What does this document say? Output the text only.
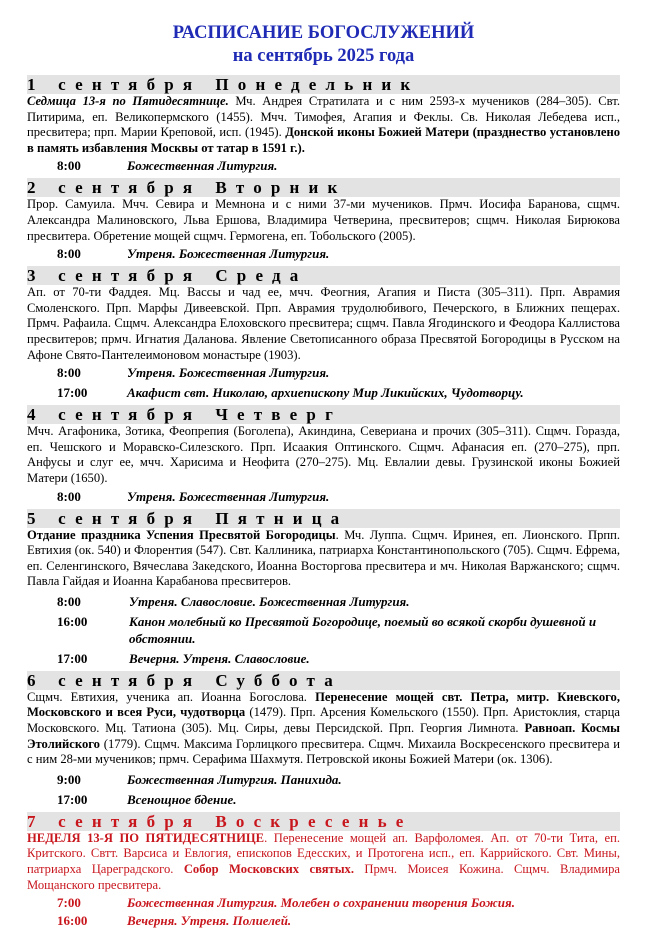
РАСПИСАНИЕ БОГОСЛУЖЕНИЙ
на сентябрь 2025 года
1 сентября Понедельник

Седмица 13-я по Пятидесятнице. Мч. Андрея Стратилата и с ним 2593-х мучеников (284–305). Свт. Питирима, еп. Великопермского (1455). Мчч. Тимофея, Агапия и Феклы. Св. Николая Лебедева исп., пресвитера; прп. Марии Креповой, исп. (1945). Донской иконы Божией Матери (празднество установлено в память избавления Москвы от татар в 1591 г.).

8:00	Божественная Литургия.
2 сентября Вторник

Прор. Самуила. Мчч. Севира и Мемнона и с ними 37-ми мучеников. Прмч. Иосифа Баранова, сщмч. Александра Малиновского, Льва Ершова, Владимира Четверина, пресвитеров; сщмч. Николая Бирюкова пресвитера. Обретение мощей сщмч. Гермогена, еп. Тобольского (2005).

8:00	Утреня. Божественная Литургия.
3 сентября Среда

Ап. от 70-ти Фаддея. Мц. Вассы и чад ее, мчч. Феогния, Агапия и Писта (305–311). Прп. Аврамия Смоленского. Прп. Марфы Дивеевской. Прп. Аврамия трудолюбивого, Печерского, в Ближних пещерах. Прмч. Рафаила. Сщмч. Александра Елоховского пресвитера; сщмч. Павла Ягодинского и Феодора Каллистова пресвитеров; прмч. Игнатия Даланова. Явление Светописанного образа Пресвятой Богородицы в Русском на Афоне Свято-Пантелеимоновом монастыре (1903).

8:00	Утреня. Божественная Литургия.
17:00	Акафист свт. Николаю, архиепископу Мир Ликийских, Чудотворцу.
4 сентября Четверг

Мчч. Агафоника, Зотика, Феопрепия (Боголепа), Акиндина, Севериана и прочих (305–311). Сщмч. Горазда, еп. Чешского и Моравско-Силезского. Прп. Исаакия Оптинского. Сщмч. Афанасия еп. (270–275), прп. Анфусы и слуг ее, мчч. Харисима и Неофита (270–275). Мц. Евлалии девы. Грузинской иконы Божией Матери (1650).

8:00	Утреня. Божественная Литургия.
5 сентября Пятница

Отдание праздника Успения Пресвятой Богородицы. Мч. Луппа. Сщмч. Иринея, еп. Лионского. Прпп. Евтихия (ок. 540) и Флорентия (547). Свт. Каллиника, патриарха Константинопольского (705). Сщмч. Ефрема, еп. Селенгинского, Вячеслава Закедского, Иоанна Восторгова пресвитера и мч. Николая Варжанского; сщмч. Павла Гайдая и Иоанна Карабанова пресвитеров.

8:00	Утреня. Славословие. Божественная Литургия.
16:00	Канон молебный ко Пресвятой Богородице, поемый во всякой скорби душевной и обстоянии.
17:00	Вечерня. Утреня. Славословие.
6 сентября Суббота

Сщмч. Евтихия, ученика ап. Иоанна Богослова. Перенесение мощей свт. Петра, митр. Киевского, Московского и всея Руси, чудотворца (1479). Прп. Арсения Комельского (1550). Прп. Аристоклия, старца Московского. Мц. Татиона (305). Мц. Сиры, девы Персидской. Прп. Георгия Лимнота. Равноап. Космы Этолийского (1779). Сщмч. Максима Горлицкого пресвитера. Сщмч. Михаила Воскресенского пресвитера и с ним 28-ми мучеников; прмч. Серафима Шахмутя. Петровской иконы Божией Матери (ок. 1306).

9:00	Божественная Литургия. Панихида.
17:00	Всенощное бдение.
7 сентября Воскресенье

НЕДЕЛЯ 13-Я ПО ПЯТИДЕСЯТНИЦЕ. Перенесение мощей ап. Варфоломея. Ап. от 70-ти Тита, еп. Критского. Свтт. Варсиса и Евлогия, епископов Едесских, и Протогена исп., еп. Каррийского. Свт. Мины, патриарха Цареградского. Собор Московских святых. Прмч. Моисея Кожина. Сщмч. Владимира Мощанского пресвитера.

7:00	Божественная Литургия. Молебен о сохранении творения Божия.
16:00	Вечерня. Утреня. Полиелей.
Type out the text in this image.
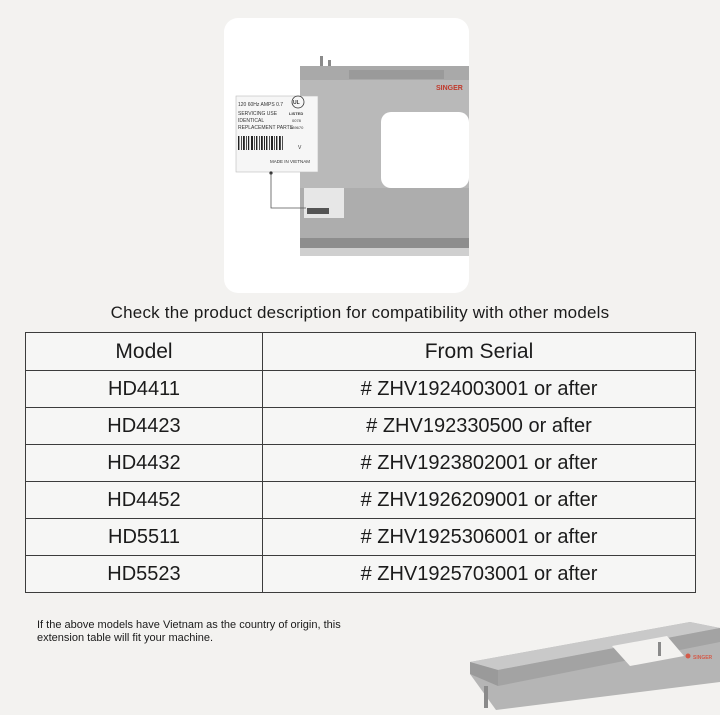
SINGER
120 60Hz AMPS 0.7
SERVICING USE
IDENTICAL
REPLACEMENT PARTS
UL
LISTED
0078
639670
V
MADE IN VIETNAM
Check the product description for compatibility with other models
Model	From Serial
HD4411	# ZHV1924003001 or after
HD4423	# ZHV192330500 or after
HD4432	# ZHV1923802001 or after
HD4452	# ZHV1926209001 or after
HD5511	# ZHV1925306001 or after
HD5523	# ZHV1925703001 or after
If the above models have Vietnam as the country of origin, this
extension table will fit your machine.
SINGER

● Goal
Retype each line of the listing above word for word. Exclude the pictures.

● Task result
What does this document say? Output the text only.
РАСПИСАНИЕ БОГОСЛУЖЕНИЙ
на сентябрь 2025 года
1 сентября Понедельник

Седмица 13-я по Пятидесятнице. Мч. Андрея Стратилата и с ним 2593-х мучеников (284–305). Свт. Питирима, еп. Великопермского (1455). Мчч. Тимофея, Агапия и Феклы. Св. Николая Лебедева исп., пресвитера; прп. Марии Креповой, исп. (1945). Донской иконы Божией Матери (празднество установлено в память избавления Москвы от татар в 1591 г.).

8:00	Божественная Литургия.
2 сентября Вторник

Прор. Самуила. Мчч. Севира и Мемнона и с ними 37-ми мучеников. Прмч. Иосифа Баранова, сщмч. Александра Малиновского, Льва Ершова, Владимира Четверина, пресвитеров; сщмч. Николая Бирюкова пресвитера. Обретение мощей сщмч. Гермогена, еп. Тобольского (2005).

8:00	Утреня. Божественная Литургия.
3 сентября Среда

Ап. от 70-ти Фаддея. Мц. Вассы и чад ее, мчч. Феогния, Агапия и Писта (305–311). Прп. Аврамия Смоленского. Прп. Марфы Дивеевской. Прп. Аврамия трудолюбивого, Печерского, в Ближних пещерах. Прмч. Рафаила. Сщмч. Александра Елоховского пресвитера; сщмч. Павла Ягодинского и Феодора Каллистова пресвитеров; прмч. Игнатия Даланова. Явление Светописанного образа Пресвятой Богородицы в Русском на Афоне Свято-Пантелеимоновом монастыре (1903).

8:00	Утреня. Божественная Литургия.
17:00	Акафист свт. Николаю, архиепископу Мир Ликийских, Чудотворцу.
4 сентября Четверг

Мчч. Агафоника, Зотика, Феопрепия (Боголепа), Акиндина, Севериана и прочих (305–311). Сщмч. Горазда, еп. Чешского и Моравско-Силезского. Прп. Исаакия Оптинского. Сщмч. Афанасия еп. (270–275), прп. Анфусы и слуг ее, мчч. Харисима и Неофита (270–275). Мц. Евлалии девы. Грузинской иконы Божией Матери (1650).

8:00	Утреня. Божественная Литургия.
5 сентября Пятница

Отдание праздника Успения Пресвятой Богородицы. Мч. Луппа. Сщмч. Иринея, еп. Лионского. Прпп. Евтихия (ок. 540) и Флорентия (547). Свт. Каллиника, патриарха Константинопольского (705). Сщмч. Ефрема, еп. Селенгинского, Вячеслава Закедского, Иоанна Восторгова пресвитера и мч. Николая Варжанского; сщмч. Павла Гайдая и Иоанна Карабанова пресвитеров.

8:00	Утреня. Славословие. Божественная Литургия.
16:00	Канон молебный ко Пресвятой Богородице, поемый во всякой скорби душевной и обстоянии.
17:00	Вечерня. Утреня. Славословие.
6 сентября Суббота

Сщмч. Евтихия, ученика ап. Иоанна Богослова. Перенесение мощей свт. Петра, митр. Киевского, Московского и всея Руси, чудотворца (1479). Прп. Арсения Комельского (1550). Прп. Аристоклия, старца Московского. Мц. Татиона (305). Мц. Сиры, девы Персидской. Прп. Георгия Лимнота. Равноап. Космы Этолийского (1779). Сщмч. Максима Горлицкого пресвитера. Сщмч. Михаила Воскресенского пресвитера и с ним 28-ми мучеников; прмч. Серафима Шахмутя. Петровской иконы Божией Матери (ок. 1306).

9:00	Божественная Литургия. Панихида.
17:00	Всенощное бдение.
7 сентября Воскресенье

НЕДЕЛЯ 13-Я ПО ПЯТИДЕСЯТНИЦЕ. Перенесение мощей ап. Варфоломея. Ап. от 70-ти Тита, еп. Критского. Свтт. Варсиса и Евлогия, епископов Едесских, и Протогена исп., еп. Каррийского. Свт. Мины, патриарха Цареградского. Собор Московских святых. Прмч. Моисея Кожина. Сщмч. Владимира Мощанского пресвитера.

7:00	Божественная Литургия. Молебен о сохранении творения Божия.
16:00	Вечерня. Утреня. Полиелей.
Type out the text in this image.
SINGER
120 60Hz AMPS 0.7
SERVICING USE
IDENTICAL
REPLACEMENT PARTS
UL
LISTED
0078
639670
V
MADE IN VIETNAM
Check the product description for compatibility with other models
Model	From Serial
HD4411	# ZHV1924003001 or after
HD4423	# ZHV192330500 or after
HD4432	# ZHV1923802001 or after
HD4452	# ZHV1926209001 or after
HD5511	# ZHV1925306001 or after
HD5523	# ZHV1925703001 or after
If the above models have Vietnam as the country of origin, this
extension table will fit your machine.
SINGER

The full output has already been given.